[WHAT IS ASKED] Work through the data and report how many lines include the string "фасада", giving the number alone.

Collected data
----
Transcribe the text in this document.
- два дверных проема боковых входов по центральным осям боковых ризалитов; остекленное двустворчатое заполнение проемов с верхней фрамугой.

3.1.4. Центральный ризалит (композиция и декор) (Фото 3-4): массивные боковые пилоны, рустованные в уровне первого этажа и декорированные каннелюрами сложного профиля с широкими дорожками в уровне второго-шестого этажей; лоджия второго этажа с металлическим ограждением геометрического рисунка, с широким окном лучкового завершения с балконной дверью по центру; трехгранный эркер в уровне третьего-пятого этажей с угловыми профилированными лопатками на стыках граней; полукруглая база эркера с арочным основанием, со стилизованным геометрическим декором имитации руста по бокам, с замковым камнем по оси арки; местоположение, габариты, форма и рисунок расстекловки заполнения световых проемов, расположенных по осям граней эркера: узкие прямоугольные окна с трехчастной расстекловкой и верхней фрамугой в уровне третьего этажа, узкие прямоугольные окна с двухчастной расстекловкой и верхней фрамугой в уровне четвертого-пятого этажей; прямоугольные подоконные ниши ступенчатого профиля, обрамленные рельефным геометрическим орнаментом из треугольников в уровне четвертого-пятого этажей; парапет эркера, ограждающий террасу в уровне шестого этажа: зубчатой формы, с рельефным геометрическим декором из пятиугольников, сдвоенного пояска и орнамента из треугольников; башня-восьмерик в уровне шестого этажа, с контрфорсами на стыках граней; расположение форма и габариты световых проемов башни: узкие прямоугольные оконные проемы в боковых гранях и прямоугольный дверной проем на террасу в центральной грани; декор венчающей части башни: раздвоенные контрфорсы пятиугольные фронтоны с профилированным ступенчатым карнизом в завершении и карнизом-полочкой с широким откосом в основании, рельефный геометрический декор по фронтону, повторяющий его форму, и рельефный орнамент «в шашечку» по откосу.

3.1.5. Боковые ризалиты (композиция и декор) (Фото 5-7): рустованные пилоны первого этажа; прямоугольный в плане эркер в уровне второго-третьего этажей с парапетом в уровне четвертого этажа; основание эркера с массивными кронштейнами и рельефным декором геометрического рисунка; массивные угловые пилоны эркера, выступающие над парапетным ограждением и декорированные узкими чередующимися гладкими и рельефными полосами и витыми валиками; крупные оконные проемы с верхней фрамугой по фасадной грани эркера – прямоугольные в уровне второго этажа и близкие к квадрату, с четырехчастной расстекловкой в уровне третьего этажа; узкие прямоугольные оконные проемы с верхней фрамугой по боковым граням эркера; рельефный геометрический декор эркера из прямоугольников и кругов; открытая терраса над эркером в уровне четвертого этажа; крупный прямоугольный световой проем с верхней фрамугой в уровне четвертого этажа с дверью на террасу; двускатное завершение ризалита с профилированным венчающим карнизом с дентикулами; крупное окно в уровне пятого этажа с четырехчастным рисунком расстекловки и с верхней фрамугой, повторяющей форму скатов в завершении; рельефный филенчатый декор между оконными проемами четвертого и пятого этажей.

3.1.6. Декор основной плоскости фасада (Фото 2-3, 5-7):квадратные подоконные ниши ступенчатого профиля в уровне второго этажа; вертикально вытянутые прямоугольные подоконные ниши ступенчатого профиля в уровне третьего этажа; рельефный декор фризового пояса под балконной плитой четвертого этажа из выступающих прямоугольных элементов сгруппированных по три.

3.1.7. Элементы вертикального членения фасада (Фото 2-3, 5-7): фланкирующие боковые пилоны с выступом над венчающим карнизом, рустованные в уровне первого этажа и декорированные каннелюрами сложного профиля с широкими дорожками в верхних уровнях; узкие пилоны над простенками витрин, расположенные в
----
[EXERCISE ANSWER] 2